▶ _Exercise directions_
Your answer is a single number: how many lines hold the word "title"?

________________________________________

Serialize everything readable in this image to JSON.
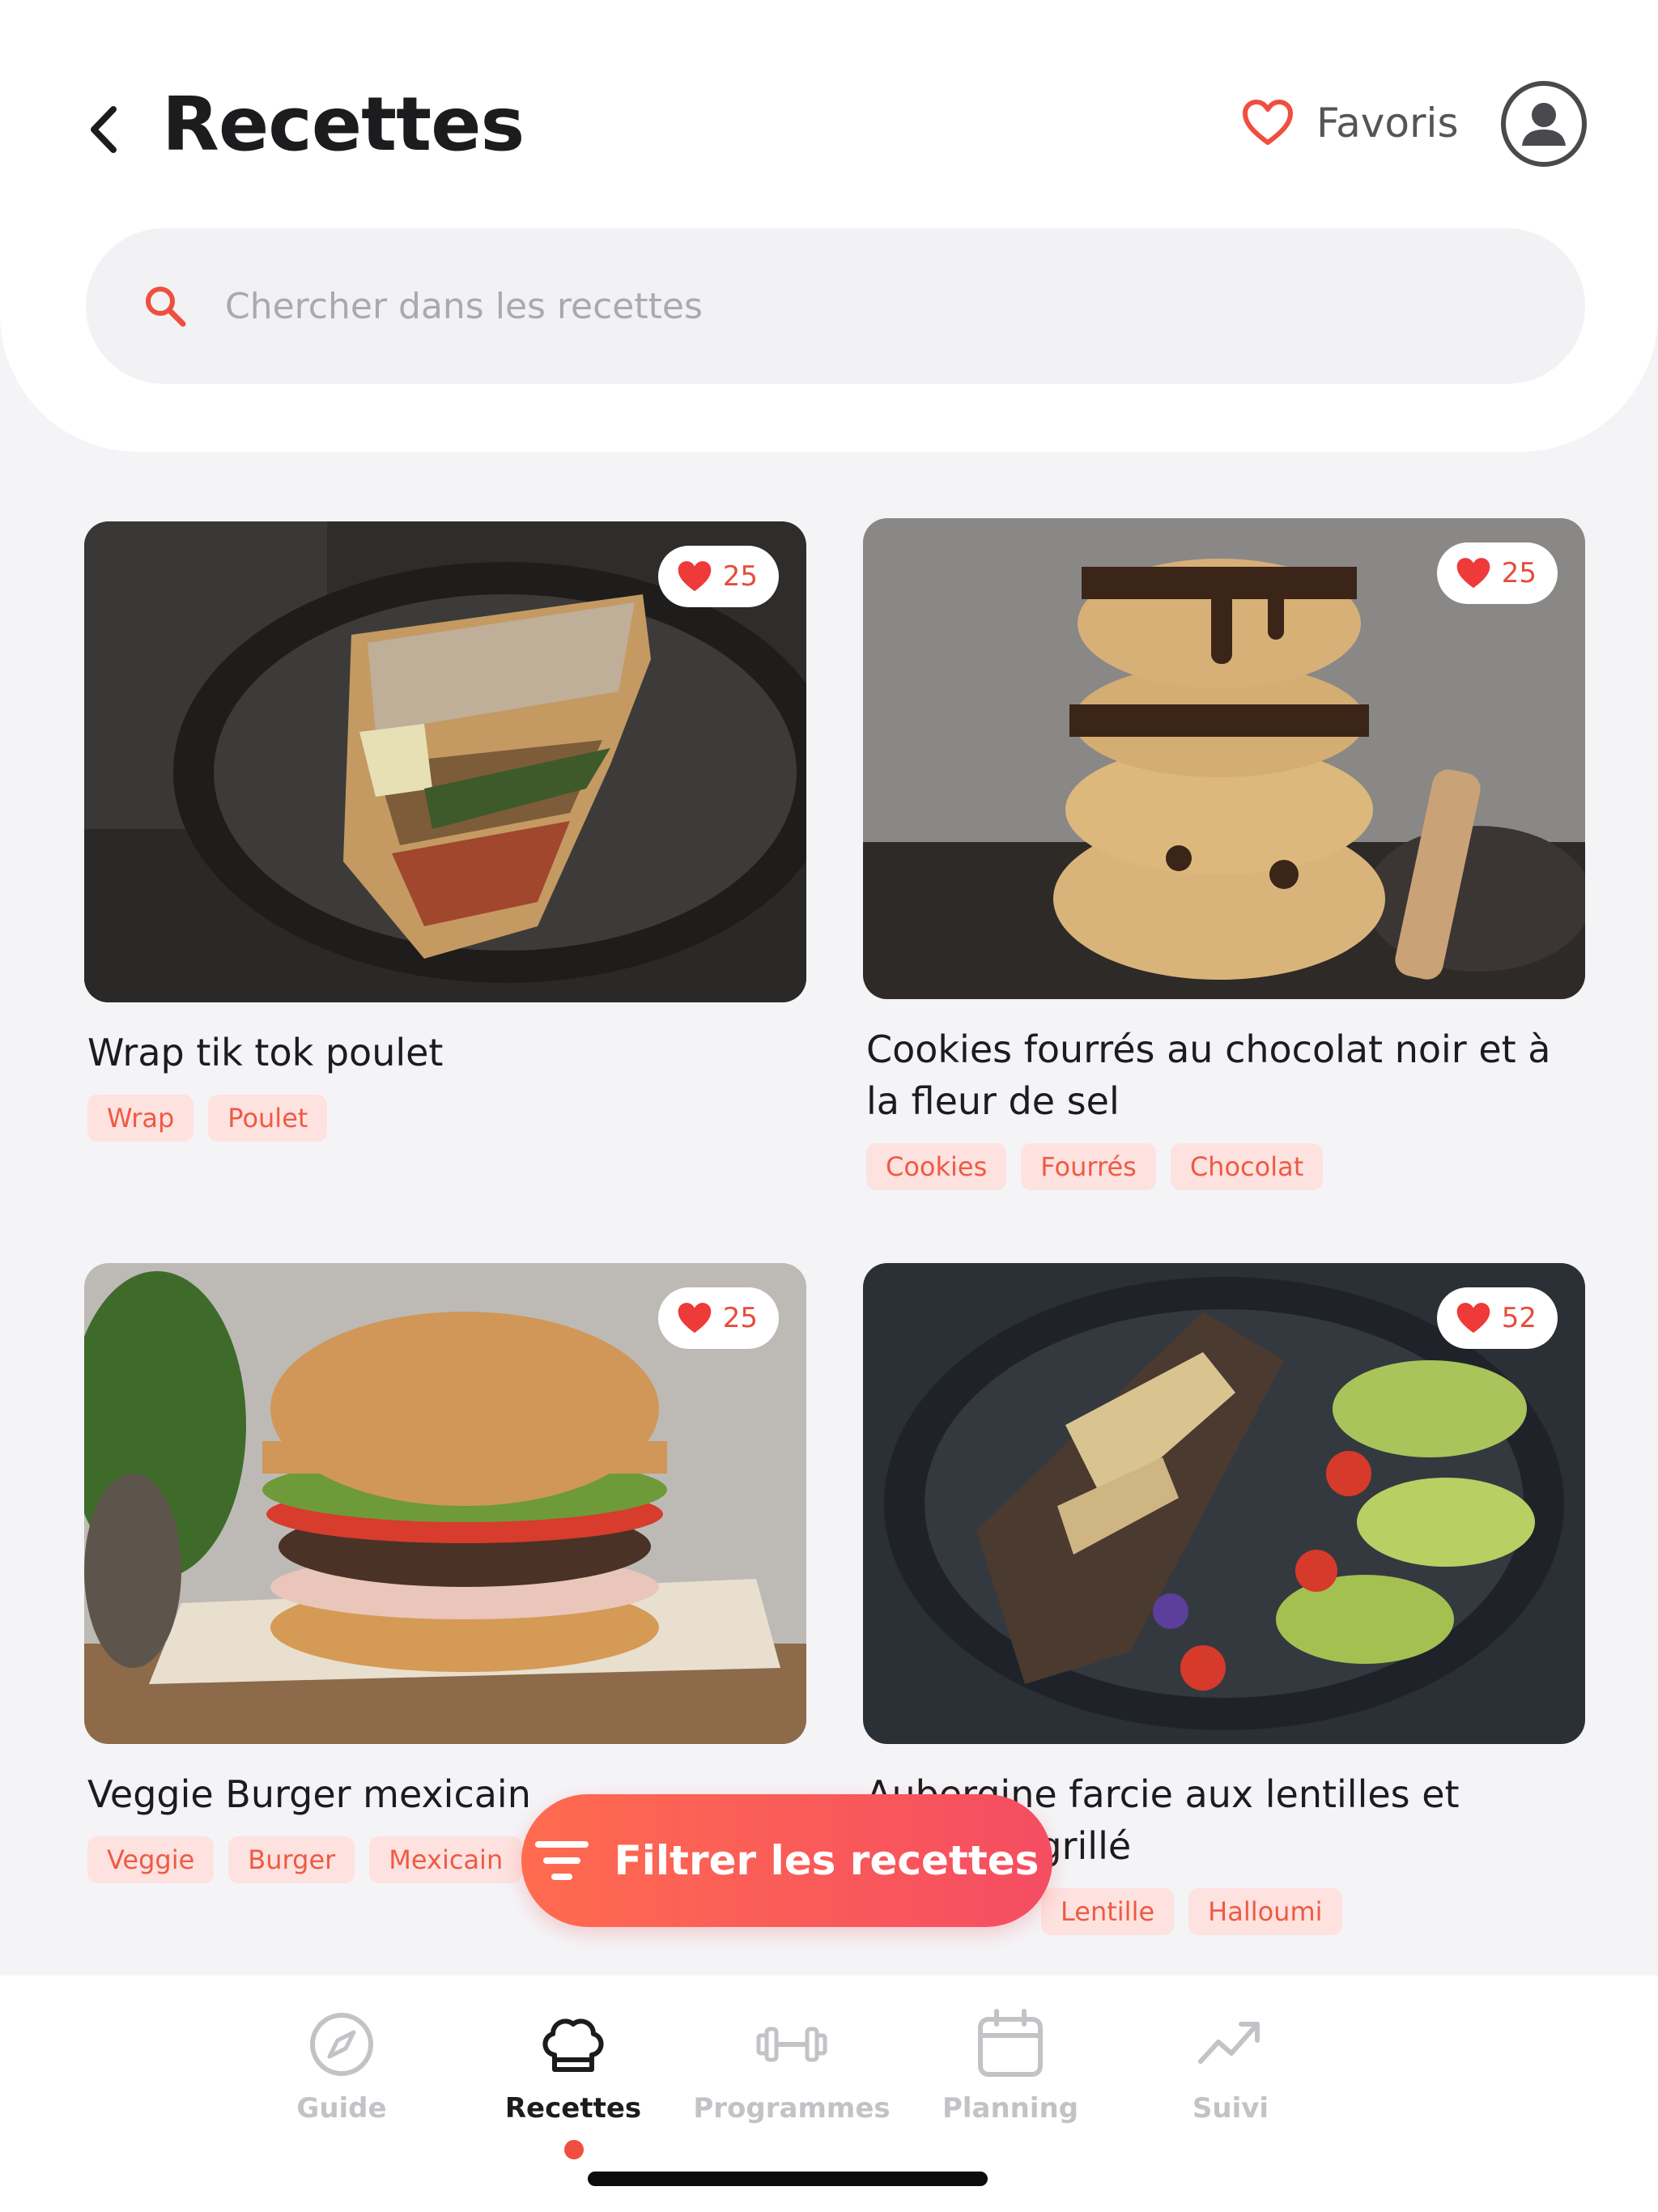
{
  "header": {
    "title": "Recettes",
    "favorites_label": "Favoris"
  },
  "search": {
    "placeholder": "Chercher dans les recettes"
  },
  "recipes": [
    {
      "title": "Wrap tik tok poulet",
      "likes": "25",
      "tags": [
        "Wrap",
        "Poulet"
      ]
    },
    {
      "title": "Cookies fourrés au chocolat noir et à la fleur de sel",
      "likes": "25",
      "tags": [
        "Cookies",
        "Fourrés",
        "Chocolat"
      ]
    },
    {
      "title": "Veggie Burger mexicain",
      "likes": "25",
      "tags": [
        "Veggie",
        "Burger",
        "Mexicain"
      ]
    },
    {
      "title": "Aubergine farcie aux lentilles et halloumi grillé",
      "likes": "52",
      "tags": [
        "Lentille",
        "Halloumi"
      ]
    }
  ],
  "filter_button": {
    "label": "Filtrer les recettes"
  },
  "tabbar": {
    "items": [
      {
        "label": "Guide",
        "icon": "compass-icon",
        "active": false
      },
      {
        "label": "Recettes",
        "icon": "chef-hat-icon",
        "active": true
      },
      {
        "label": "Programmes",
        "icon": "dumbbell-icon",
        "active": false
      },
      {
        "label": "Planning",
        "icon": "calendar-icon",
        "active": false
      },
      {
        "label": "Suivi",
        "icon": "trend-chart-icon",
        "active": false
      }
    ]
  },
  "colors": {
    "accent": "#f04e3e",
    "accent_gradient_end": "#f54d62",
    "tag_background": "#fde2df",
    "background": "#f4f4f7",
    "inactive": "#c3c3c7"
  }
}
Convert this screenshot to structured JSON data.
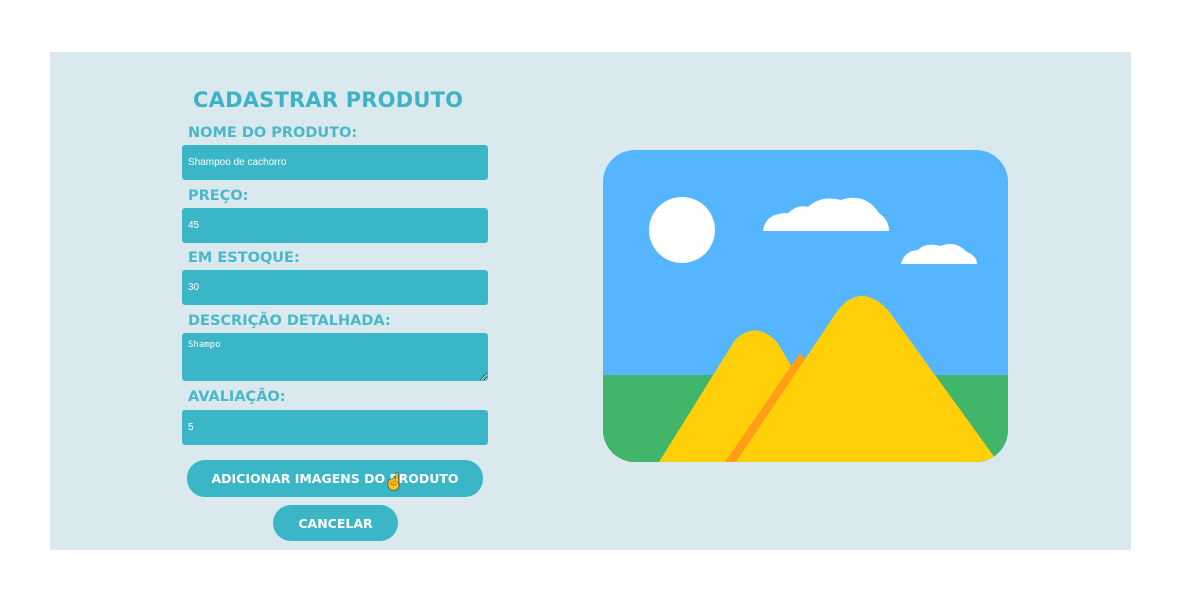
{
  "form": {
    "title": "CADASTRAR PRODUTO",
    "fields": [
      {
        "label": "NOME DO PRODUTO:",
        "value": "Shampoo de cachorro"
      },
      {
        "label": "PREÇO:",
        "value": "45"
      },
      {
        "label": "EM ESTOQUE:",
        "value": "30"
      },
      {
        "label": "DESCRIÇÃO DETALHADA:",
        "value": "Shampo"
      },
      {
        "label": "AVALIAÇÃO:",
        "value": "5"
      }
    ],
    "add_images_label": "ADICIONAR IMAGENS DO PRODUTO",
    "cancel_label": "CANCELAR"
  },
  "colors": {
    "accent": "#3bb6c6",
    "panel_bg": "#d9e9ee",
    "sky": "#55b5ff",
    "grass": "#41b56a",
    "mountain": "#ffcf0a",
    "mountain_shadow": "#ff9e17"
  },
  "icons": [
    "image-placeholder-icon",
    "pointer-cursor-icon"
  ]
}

________________________________________

▶ _Expected output_
6